» **What you need to do**: Filter for the word "response" and keep each matching line.

——————

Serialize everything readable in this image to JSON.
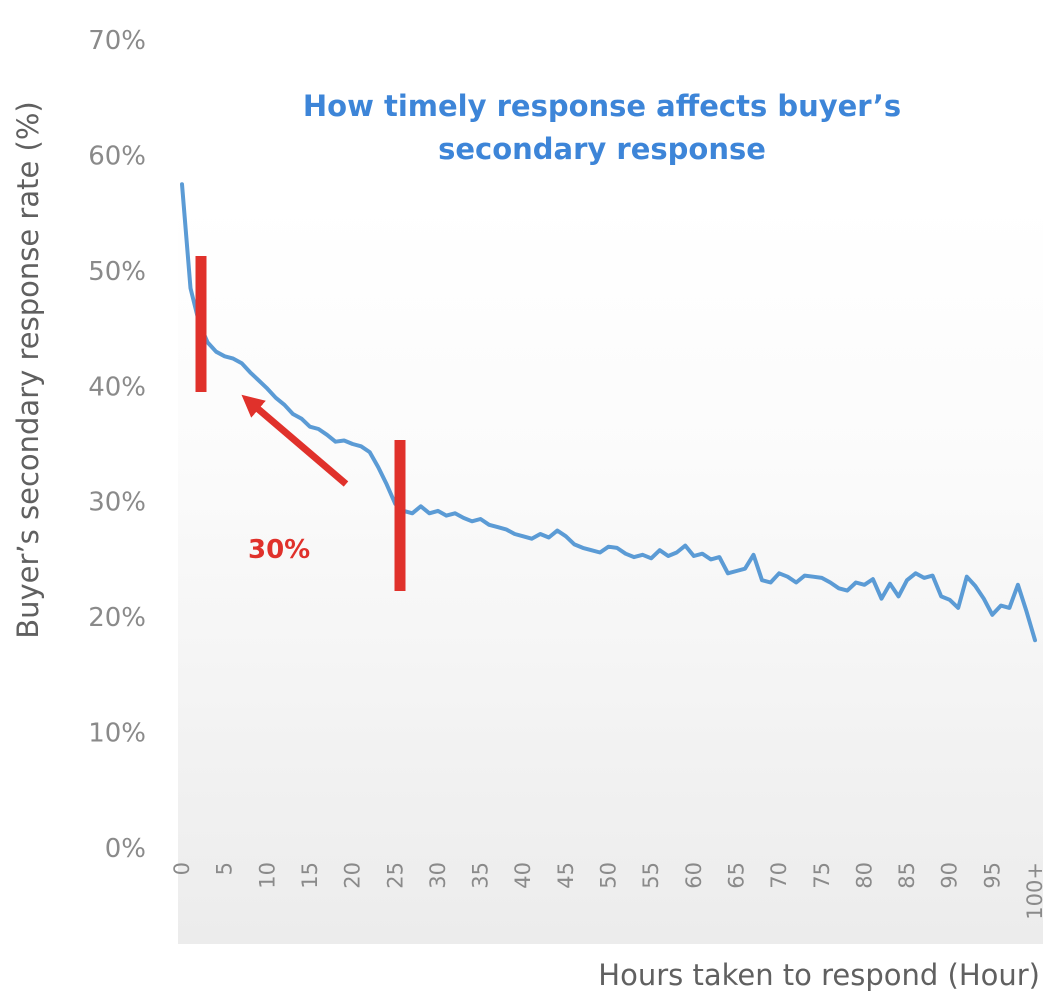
{
  "chart_data": {
    "type": "line",
    "title_lines": [
      "How timely response affects buyer’s",
      "secondary response"
    ],
    "xlabel": "Hours taken to respond (Hour)",
    "ylabel": "Buyer’s secondary response rate  (%)",
    "ylim": [
      0,
      70
    ],
    "xlim": [
      0,
      100
    ],
    "y_ticks": [
      "0%",
      "10%",
      "20%",
      "30%",
      "40%",
      "50%",
      "60%",
      "70%"
    ],
    "x_ticks": [
      "0",
      "5",
      "10",
      "15",
      "20",
      "25",
      "30",
      "35",
      "40",
      "45",
      "50",
      "55",
      "60",
      "65",
      "70",
      "75",
      "80",
      "85",
      "90",
      "95",
      "100+"
    ],
    "grid": false,
    "series": [
      {
        "color": "#5b9bd5",
        "x": [
          0,
          1,
          2,
          3,
          4,
          5,
          6,
          7,
          8,
          9,
          10,
          11,
          12,
          13,
          14,
          15,
          16,
          17,
          18,
          19,
          20,
          21,
          22,
          23,
          24,
          25,
          26,
          27,
          28,
          29,
          30,
          31,
          32,
          33,
          34,
          35,
          36,
          37,
          38,
          39,
          40,
          41,
          42,
          43,
          44,
          45,
          46,
          47,
          48,
          49,
          50,
          51,
          52,
          53,
          54,
          55,
          56,
          57,
          58,
          59,
          60,
          61,
          62,
          63,
          64,
          65,
          66,
          67,
          68,
          69,
          70,
          71,
          72,
          73,
          74,
          75,
          76,
          77,
          78,
          79,
          80,
          81,
          82,
          83,
          84,
          85,
          86,
          87,
          88,
          89,
          90,
          91,
          92,
          93,
          94,
          95,
          96,
          97,
          98,
          99,
          100
        ],
        "y": [
          57.5,
          48.5,
          45.5,
          43.8,
          43.0,
          42.6,
          42.4,
          42.0,
          41.2,
          40.5,
          39.8,
          39.0,
          38.4,
          37.6,
          37.2,
          36.5,
          36.3,
          35.8,
          35.2,
          35.3,
          35.0,
          34.8,
          34.3,
          33.0,
          31.5,
          29.8,
          29.2,
          29.0,
          29.6,
          29.0,
          29.2,
          28.8,
          29.0,
          28.6,
          28.3,
          28.5,
          28.0,
          27.8,
          27.6,
          27.2,
          27.0,
          26.8,
          27.2,
          26.9,
          27.5,
          27.0,
          26.3,
          26.0,
          25.8,
          25.6,
          26.1,
          26.0,
          25.5,
          25.2,
          25.4,
          25.1,
          25.8,
          25.3,
          25.6,
          26.2,
          25.3,
          25.5,
          25.0,
          25.2,
          23.8,
          24.0,
          24.2,
          25.4,
          23.2,
          23.0,
          23.8,
          23.5,
          23.0,
          23.6,
          23.5,
          23.4,
          23.0,
          22.5,
          22.3,
          23.0,
          22.8,
          23.3,
          21.6,
          22.9,
          21.8,
          23.2,
          23.8,
          23.4,
          23.6,
          21.8,
          21.5,
          20.8,
          23.5,
          22.7,
          21.6,
          20.2,
          21.0,
          20.8,
          22.8,
          20.5,
          18.0
        ]
      }
    ],
    "annotations": {
      "label": "30%",
      "arrow_color": "#e0312b",
      "marker_x": [
        2.5,
        25.5
      ]
    }
  }
}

——————

» **Solution for this task**:
      "How timely response affects buyer’s",
      "secondary response"
    "ylabel": "Buyer’s secondary response rate  (%)",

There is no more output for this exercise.